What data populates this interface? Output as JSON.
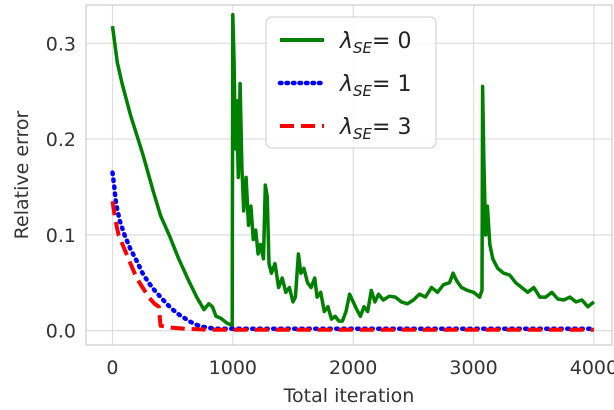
{
  "chart_data": {
    "type": "line",
    "title": "",
    "xlabel": "Total iteration",
    "ylabel": "Relative error",
    "xlim": [
      -220,
      4150
    ],
    "ylim": [
      -0.015,
      0.34
    ],
    "xticks": [
      0,
      1000,
      2000,
      3000,
      4000
    ],
    "yticks": [
      0.0,
      0.1,
      0.2,
      0.3
    ],
    "xtick_labels": [
      "0",
      "1000",
      "2000",
      "3000",
      "4000"
    ],
    "ytick_labels": [
      "0.0",
      "0.1",
      "0.2",
      "0.3"
    ],
    "grid": true,
    "legend_position": "upper-center",
    "legend": {
      "prefix": "λ",
      "subscript": "SE",
      "entries": [
        "= 0",
        "= 1",
        "= 3"
      ]
    },
    "series": [
      {
        "color": "#008000",
        "style": "solid",
        "points": [
          [
            0,
            0.318
          ],
          [
            40,
            0.28
          ],
          [
            80,
            0.258
          ],
          [
            150,
            0.225
          ],
          [
            250,
            0.185
          ],
          [
            340,
            0.145
          ],
          [
            400,
            0.12
          ],
          [
            470,
            0.1
          ],
          [
            550,
            0.075
          ],
          [
            630,
            0.053
          ],
          [
            700,
            0.035
          ],
          [
            760,
            0.022
          ],
          [
            800,
            0.028
          ],
          [
            830,
            0.025
          ],
          [
            860,
            0.015
          ],
          [
            900,
            0.013
          ],
          [
            950,
            0.008
          ],
          [
            985,
            0.006
          ],
          [
            995,
            0.005
          ],
          [
            1000,
            0.33
          ],
          [
            1010,
            0.28
          ],
          [
            1020,
            0.19
          ],
          [
            1030,
            0.24
          ],
          [
            1045,
            0.16
          ],
          [
            1060,
            0.258
          ],
          [
            1075,
            0.17
          ],
          [
            1090,
            0.125
          ],
          [
            1110,
            0.16
          ],
          [
            1130,
            0.11
          ],
          [
            1150,
            0.13
          ],
          [
            1170,
            0.095
          ],
          [
            1190,
            0.105
          ],
          [
            1210,
            0.08
          ],
          [
            1230,
            0.09
          ],
          [
            1255,
            0.075
          ],
          [
            1270,
            0.152
          ],
          [
            1285,
            0.14
          ],
          [
            1300,
            0.07
          ],
          [
            1320,
            0.06
          ],
          [
            1350,
            0.07
          ],
          [
            1380,
            0.045
          ],
          [
            1410,
            0.055
          ],
          [
            1440,
            0.04
          ],
          [
            1470,
            0.045
          ],
          [
            1500,
            0.03
          ],
          [
            1520,
            0.035
          ],
          [
            1545,
            0.08
          ],
          [
            1565,
            0.06
          ],
          [
            1590,
            0.065
          ],
          [
            1620,
            0.05
          ],
          [
            1650,
            0.045
          ],
          [
            1680,
            0.055
          ],
          [
            1700,
            0.035
          ],
          [
            1730,
            0.04
          ],
          [
            1760,
            0.02
          ],
          [
            1790,
            0.025
          ],
          [
            1820,
            0.012
          ],
          [
            1850,
            0.015
          ],
          [
            1880,
            0.01
          ],
          [
            1910,
            0.01
          ],
          [
            1940,
            0.02
          ],
          [
            1970,
            0.038
          ],
          [
            2000,
            0.03
          ],
          [
            2030,
            0.022
          ],
          [
            2060,
            0.015
          ],
          [
            2090,
            0.025
          ],
          [
            2120,
            0.02
          ],
          [
            2150,
            0.042
          ],
          [
            2180,
            0.03
          ],
          [
            2210,
            0.038
          ],
          [
            2250,
            0.032
          ],
          [
            2300,
            0.036
          ],
          [
            2350,
            0.035
          ],
          [
            2400,
            0.03
          ],
          [
            2450,
            0.028
          ],
          [
            2500,
            0.032
          ],
          [
            2550,
            0.038
          ],
          [
            2600,
            0.035
          ],
          [
            2650,
            0.045
          ],
          [
            2700,
            0.04
          ],
          [
            2750,
            0.048
          ],
          [
            2800,
            0.05
          ],
          [
            2830,
            0.06
          ],
          [
            2860,
            0.052
          ],
          [
            2900,
            0.045
          ],
          [
            2950,
            0.042
          ],
          [
            3000,
            0.04
          ],
          [
            3050,
            0.035
          ],
          [
            3070,
            0.042
          ],
          [
            3075,
            0.255
          ],
          [
            3085,
            0.18
          ],
          [
            3100,
            0.1
          ],
          [
            3115,
            0.13
          ],
          [
            3135,
            0.09
          ],
          [
            3160,
            0.075
          ],
          [
            3200,
            0.065
          ],
          [
            3250,
            0.06
          ],
          [
            3300,
            0.058
          ],
          [
            3350,
            0.05
          ],
          [
            3400,
            0.045
          ],
          [
            3450,
            0.04
          ],
          [
            3500,
            0.045
          ],
          [
            3550,
            0.035
          ],
          [
            3600,
            0.035
          ],
          [
            3650,
            0.04
          ],
          [
            3700,
            0.033
          ],
          [
            3750,
            0.032
          ],
          [
            3800,
            0.035
          ],
          [
            3850,
            0.03
          ],
          [
            3900,
            0.032
          ],
          [
            3950,
            0.025
          ],
          [
            4000,
            0.03
          ]
        ]
      },
      {
        "color": "#0000ff",
        "style": "dotted",
        "points": [
          [
            0,
            0.165
          ],
          [
            15,
            0.15
          ],
          [
            30,
            0.132
          ],
          [
            60,
            0.115
          ],
          [
            100,
            0.1
          ],
          [
            150,
            0.085
          ],
          [
            200,
            0.073
          ],
          [
            250,
            0.06
          ],
          [
            300,
            0.05
          ],
          [
            350,
            0.042
          ],
          [
            400,
            0.035
          ],
          [
            450,
            0.028
          ],
          [
            500,
            0.022
          ],
          [
            550,
            0.017
          ],
          [
            600,
            0.013
          ],
          [
            650,
            0.009
          ],
          [
            700,
            0.006
          ],
          [
            750,
            0.004
          ],
          [
            800,
            0.003
          ],
          [
            850,
            0.002
          ],
          [
            900,
            0.002
          ],
          [
            1000,
            0.002
          ],
          [
            1500,
            0.002
          ],
          [
            2000,
            0.002
          ],
          [
            2500,
            0.002
          ],
          [
            3000,
            0.002
          ],
          [
            3500,
            0.002
          ],
          [
            4000,
            0.002
          ]
        ]
      },
      {
        "color": "#ff0000",
        "style": "dashed",
        "points": [
          [
            0,
            0.135
          ],
          [
            20,
            0.118
          ],
          [
            50,
            0.1
          ],
          [
            100,
            0.085
          ],
          [
            150,
            0.07
          ],
          [
            200,
            0.055
          ],
          [
            250,
            0.045
          ],
          [
            300,
            0.035
          ],
          [
            350,
            0.028
          ],
          [
            385,
            0.025
          ],
          [
            400,
            0.005
          ],
          [
            450,
            0.004
          ],
          [
            500,
            0.003
          ],
          [
            600,
            0.002
          ],
          [
            800,
            0.001
          ],
          [
            1000,
            0.001
          ],
          [
            2000,
            0.001
          ],
          [
            3000,
            0.001
          ],
          [
            4000,
            0.001
          ]
        ]
      }
    ]
  }
}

---*---

**DIRECTIONS FOR THIS TASK:** All records above are to be printed exactly, minus the pictures they contain.

**TASK ANSWER:**
What data populates this interface? Output as JSON.
{
  "chart_data": {
    "type": "line",
    "title": "",
    "xlabel": "Total iteration",
    "ylabel": "Relative error",
    "xlim": [
      -220,
      4150
    ],
    "ylim": [
      -0.015,
      0.34
    ],
    "xticks": [
      0,
      1000,
      2000,
      3000,
      4000
    ],
    "yticks": [
      0.0,
      0.1,
      0.2,
      0.3
    ],
    "xtick_labels": [
      "0",
      "1000",
      "2000",
      "3000",
      "4000"
    ],
    "ytick_labels": [
      "0.0",
      "0.1",
      "0.2",
      "0.3"
    ],
    "grid": true,
    "legend_position": "upper-center",
    "legend": {
      "prefix": "λ",
      "subscript": "SE",
      "entries": [
        "= 0",
        "= 1",
        "= 3"
      ]
    },
    "series": [
      {
        "color": "#008000",
        "style": "solid",
        "points": [
          [
            0,
            0.318
          ],
          [
            40,
            0.28
          ],
          [
            80,
            0.258
          ],
          [
            150,
            0.225
          ],
          [
            250,
            0.185
          ],
          [
            340,
            0.145
          ],
          [
            400,
            0.12
          ],
          [
            470,
            0.1
          ],
          [
            550,
            0.075
          ],
          [
            630,
            0.053
          ],
          [
            700,
            0.035
          ],
          [
            760,
            0.022
          ],
          [
            800,
            0.028
          ],
          [
            830,
            0.025
          ],
          [
            860,
            0.015
          ],
          [
            900,
            0.013
          ],
          [
            950,
            0.008
          ],
          [
            985,
            0.006
          ],
          [
            995,
            0.005
          ],
          [
            1000,
            0.33
          ],
          [
            1010,
            0.28
          ],
          [
            1020,
            0.19
          ],
          [
            1030,
            0.24
          ],
          [
            1045,
            0.16
          ],
          [
            1060,
            0.258
          ],
          [
            1075,
            0.17
          ],
          [
            1090,
            0.125
          ],
          [
            1110,
            0.16
          ],
          [
            1130,
            0.11
          ],
          [
            1150,
            0.13
          ],
          [
            1170,
            0.095
          ],
          [
            1190,
            0.105
          ],
          [
            1210,
            0.08
          ],
          [
            1230,
            0.09
          ],
          [
            1255,
            0.075
          ],
          [
            1270,
            0.152
          ],
          [
            1285,
            0.14
          ],
          [
            1300,
            0.07
          ],
          [
            1320,
            0.06
          ],
          [
            1350,
            0.07
          ],
          [
            1380,
            0.045
          ],
          [
            1410,
            0.055
          ],
          [
            1440,
            0.04
          ],
          [
            1470,
            0.045
          ],
          [
            1500,
            0.03
          ],
          [
            1520,
            0.035
          ],
          [
            1545,
            0.08
          ],
          [
            1565,
            0.06
          ],
          [
            1590,
            0.065
          ],
          [
            1620,
            0.05
          ],
          [
            1650,
            0.045
          ],
          [
            1680,
            0.055
          ],
          [
            1700,
            0.035
          ],
          [
            1730,
            0.04
          ],
          [
            1760,
            0.02
          ],
          [
            1790,
            0.025
          ],
          [
            1820,
            0.012
          ],
          [
            1850,
            0.015
          ],
          [
            1880,
            0.01
          ],
          [
            1910,
            0.01
          ],
          [
            1940,
            0.02
          ],
          [
            1970,
            0.038
          ],
          [
            2000,
            0.03
          ],
          [
            2030,
            0.022
          ],
          [
            2060,
            0.015
          ],
          [
            2090,
            0.025
          ],
          [
            2120,
            0.02
          ],
          [
            2150,
            0.042
          ],
          [
            2180,
            0.03
          ],
          [
            2210,
            0.038
          ],
          [
            2250,
            0.032
          ],
          [
            2300,
            0.036
          ],
          [
            2350,
            0.035
          ],
          [
            2400,
            0.03
          ],
          [
            2450,
            0.028
          ],
          [
            2500,
            0.032
          ],
          [
            2550,
            0.038
          ],
          [
            2600,
            0.035
          ],
          [
            2650,
            0.045
          ],
          [
            2700,
            0.04
          ],
          [
            2750,
            0.048
          ],
          [
            2800,
            0.05
          ],
          [
            2830,
            0.06
          ],
          [
            2860,
            0.052
          ],
          [
            2900,
            0.045
          ],
          [
            2950,
            0.042
          ],
          [
            3000,
            0.04
          ],
          [
            3050,
            0.035
          ],
          [
            3070,
            0.042
          ],
          [
            3075,
            0.255
          ],
          [
            3085,
            0.18
          ],
          [
            3100,
            0.1
          ],
          [
            3115,
            0.13
          ],
          [
            3135,
            0.09
          ],
          [
            3160,
            0.075
          ],
          [
            3200,
            0.065
          ],
          [
            3250,
            0.06
          ],
          [
            3300,
            0.058
          ],
          [
            3350,
            0.05
          ],
          [
            3400,
            0.045
          ],
          [
            3450,
            0.04
          ],
          [
            3500,
            0.045
          ],
          [
            3550,
            0.035
          ],
          [
            3600,
            0.035
          ],
          [
            3650,
            0.04
          ],
          [
            3700,
            0.033
          ],
          [
            3750,
            0.032
          ],
          [
            3800,
            0.035
          ],
          [
            3850,
            0.03
          ],
          [
            3900,
            0.032
          ],
          [
            3950,
            0.025
          ],
          [
            4000,
            0.03
          ]
        ]
      },
      {
        "color": "#0000ff",
        "style": "dotted",
        "points": [
          [
            0,
            0.165
          ],
          [
            15,
            0.15
          ],
          [
            30,
            0.132
          ],
          [
            60,
            0.115
          ],
          [
            100,
            0.1
          ],
          [
            150,
            0.085
          ],
          [
            200,
            0.073
          ],
          [
            250,
            0.06
          ],
          [
            300,
            0.05
          ],
          [
            350,
            0.042
          ],
          [
            400,
            0.035
          ],
          [
            450,
            0.028
          ],
          [
            500,
            0.022
          ],
          [
            550,
            0.017
          ],
          [
            600,
            0.013
          ],
          [
            650,
            0.009
          ],
          [
            700,
            0.006
          ],
          [
            750,
            0.004
          ],
          [
            800,
            0.003
          ],
          [
            850,
            0.002
          ],
          [
            900,
            0.002
          ],
          [
            1000,
            0.002
          ],
          [
            1500,
            0.002
          ],
          [
            2000,
            0.002
          ],
          [
            2500,
            0.002
          ],
          [
            3000,
            0.002
          ],
          [
            3500,
            0.002
          ],
          [
            4000,
            0.002
          ]
        ]
      },
      {
        "color": "#ff0000",
        "style": "dashed",
        "points": [
          [
            0,
            0.135
          ],
          [
            20,
            0.118
          ],
          [
            50,
            0.1
          ],
          [
            100,
            0.085
          ],
          [
            150,
            0.07
          ],
          [
            200,
            0.055
          ],
          [
            250,
            0.045
          ],
          [
            300,
            0.035
          ],
          [
            350,
            0.028
          ],
          [
            385,
            0.025
          ],
          [
            400,
            0.005
          ],
          [
            450,
            0.004
          ],
          [
            500,
            0.003
          ],
          [
            600,
            0.002
          ],
          [
            800,
            0.001
          ],
          [
            1000,
            0.001
          ],
          [
            2000,
            0.001
          ],
          [
            3000,
            0.001
          ],
          [
            4000,
            0.001
          ]
        ]
      }
    ]
  }
}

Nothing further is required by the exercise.